>> BEGIN
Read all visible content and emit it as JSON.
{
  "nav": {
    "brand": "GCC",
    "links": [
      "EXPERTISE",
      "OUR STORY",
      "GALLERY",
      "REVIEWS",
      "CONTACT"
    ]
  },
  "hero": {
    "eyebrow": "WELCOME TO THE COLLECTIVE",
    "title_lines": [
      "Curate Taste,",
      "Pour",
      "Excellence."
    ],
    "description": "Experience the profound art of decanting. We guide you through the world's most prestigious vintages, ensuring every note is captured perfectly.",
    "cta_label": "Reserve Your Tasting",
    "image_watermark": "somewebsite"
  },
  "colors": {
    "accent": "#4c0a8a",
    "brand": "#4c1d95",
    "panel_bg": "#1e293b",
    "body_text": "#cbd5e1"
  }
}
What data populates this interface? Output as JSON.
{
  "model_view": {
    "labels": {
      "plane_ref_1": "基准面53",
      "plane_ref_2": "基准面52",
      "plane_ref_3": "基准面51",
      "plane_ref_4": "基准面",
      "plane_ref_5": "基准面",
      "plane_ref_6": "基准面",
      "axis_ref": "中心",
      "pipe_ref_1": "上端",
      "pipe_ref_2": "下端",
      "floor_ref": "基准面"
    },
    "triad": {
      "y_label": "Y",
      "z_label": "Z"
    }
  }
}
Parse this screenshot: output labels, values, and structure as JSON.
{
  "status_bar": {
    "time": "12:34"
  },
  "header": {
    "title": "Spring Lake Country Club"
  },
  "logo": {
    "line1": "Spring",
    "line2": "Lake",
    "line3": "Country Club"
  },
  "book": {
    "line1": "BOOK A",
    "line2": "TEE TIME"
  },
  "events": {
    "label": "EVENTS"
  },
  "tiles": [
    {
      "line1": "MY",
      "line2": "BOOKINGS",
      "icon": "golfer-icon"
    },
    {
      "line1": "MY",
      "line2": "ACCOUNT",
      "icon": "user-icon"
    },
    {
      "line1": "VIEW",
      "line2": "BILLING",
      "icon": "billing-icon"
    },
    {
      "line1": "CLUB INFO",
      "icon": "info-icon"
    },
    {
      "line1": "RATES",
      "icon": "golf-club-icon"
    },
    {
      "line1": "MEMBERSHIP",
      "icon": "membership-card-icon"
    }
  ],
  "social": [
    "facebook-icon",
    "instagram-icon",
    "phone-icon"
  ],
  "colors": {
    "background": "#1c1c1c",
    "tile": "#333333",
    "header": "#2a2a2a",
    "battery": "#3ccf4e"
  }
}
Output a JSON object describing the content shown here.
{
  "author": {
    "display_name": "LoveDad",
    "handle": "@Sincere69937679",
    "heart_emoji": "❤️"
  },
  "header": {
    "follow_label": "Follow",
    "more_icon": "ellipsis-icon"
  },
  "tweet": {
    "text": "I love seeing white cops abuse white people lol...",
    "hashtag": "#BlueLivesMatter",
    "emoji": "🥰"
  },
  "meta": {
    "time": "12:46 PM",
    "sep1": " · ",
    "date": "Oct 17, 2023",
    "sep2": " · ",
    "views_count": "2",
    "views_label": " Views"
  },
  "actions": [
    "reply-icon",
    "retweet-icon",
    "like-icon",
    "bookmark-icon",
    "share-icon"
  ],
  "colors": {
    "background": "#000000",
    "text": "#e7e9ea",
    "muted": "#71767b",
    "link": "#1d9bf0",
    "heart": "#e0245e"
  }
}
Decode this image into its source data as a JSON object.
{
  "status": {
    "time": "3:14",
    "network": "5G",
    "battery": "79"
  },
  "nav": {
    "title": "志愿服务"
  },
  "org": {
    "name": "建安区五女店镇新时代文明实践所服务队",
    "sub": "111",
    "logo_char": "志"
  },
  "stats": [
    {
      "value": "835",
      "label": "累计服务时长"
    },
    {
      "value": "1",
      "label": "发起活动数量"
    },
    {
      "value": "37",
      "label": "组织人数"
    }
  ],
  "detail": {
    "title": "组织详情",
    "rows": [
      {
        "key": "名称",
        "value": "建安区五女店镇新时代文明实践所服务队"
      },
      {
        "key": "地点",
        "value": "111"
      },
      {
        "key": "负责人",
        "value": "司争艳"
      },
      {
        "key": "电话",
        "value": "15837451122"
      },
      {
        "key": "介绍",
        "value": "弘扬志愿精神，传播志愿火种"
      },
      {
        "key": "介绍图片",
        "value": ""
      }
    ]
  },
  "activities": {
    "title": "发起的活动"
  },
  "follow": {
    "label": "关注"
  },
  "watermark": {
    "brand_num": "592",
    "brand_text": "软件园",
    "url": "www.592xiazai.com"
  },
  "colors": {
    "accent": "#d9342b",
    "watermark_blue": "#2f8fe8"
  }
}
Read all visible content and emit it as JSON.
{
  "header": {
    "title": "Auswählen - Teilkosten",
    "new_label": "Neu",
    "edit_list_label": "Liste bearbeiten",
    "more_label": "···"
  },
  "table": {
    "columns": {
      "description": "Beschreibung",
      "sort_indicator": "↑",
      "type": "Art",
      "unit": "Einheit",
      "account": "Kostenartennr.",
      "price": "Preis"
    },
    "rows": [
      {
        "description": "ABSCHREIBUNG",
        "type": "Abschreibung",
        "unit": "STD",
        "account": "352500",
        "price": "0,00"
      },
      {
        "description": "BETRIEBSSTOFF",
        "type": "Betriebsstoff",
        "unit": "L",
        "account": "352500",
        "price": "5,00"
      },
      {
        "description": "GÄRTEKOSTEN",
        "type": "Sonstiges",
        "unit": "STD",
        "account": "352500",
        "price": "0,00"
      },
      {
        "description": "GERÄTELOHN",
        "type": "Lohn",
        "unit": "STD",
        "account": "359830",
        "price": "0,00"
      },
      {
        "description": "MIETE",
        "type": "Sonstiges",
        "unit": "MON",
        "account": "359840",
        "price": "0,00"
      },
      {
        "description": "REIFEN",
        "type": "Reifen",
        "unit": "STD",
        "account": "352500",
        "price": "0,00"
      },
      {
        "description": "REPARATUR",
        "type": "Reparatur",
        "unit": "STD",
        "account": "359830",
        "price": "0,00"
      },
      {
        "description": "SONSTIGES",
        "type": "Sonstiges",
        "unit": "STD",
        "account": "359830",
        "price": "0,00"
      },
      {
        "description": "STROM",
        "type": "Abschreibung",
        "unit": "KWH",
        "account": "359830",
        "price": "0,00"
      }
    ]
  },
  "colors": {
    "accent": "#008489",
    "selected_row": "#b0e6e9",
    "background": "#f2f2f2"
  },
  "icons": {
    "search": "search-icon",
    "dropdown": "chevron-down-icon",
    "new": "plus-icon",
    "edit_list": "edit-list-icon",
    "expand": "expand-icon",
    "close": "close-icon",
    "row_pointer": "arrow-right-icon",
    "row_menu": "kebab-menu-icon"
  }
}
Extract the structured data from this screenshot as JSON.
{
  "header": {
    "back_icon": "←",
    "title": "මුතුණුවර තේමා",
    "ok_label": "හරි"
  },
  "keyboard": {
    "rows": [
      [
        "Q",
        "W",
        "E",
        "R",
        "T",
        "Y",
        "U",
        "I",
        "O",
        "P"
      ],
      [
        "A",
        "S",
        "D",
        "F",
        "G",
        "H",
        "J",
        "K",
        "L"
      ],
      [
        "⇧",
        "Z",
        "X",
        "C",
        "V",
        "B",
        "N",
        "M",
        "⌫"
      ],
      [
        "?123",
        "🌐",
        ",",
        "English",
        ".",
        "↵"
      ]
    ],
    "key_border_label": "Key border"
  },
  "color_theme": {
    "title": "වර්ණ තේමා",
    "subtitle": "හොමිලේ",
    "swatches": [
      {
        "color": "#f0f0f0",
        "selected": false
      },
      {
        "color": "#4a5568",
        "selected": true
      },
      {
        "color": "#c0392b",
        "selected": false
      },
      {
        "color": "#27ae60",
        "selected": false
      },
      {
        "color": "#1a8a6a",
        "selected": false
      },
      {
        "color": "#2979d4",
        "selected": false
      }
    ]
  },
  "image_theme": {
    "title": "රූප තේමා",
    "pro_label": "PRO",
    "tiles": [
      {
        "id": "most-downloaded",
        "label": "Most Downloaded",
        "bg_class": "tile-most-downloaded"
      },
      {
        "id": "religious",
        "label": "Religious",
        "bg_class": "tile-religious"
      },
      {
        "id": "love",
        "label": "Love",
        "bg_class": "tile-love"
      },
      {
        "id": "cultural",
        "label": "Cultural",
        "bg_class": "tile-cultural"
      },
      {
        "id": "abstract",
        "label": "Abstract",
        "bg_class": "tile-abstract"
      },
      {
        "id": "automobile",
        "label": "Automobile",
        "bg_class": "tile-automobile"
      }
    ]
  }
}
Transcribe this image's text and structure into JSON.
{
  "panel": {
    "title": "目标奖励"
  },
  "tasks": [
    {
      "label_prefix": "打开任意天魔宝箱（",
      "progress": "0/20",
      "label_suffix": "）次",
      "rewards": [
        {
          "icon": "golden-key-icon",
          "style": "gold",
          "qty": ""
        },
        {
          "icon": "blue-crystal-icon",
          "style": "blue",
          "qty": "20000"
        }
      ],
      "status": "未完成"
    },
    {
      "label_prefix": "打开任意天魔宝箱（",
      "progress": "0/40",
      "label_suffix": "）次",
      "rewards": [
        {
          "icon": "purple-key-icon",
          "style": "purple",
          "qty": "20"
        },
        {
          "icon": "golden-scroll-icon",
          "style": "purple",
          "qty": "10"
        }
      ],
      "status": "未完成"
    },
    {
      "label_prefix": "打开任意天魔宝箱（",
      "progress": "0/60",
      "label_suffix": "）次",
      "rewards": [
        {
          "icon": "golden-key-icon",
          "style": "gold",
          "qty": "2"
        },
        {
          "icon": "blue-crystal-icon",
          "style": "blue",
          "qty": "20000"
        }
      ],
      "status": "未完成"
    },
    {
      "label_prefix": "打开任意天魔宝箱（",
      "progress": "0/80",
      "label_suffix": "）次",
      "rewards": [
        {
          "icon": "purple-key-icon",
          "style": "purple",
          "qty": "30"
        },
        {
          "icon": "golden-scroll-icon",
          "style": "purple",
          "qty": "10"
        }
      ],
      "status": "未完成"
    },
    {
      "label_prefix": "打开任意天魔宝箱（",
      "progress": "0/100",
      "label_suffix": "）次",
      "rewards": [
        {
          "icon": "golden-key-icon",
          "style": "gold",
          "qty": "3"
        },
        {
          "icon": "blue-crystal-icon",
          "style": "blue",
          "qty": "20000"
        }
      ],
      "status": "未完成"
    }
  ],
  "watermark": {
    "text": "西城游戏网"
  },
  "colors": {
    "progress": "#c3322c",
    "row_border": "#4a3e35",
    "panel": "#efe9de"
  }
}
>> END
[What to produce] Pick out each line that holds the string "data".

[The result]
What data populates this interface? Output as JSON.
Decode this image into its source data as a JSON object.
Extract the structured data from this screenshot as JSON.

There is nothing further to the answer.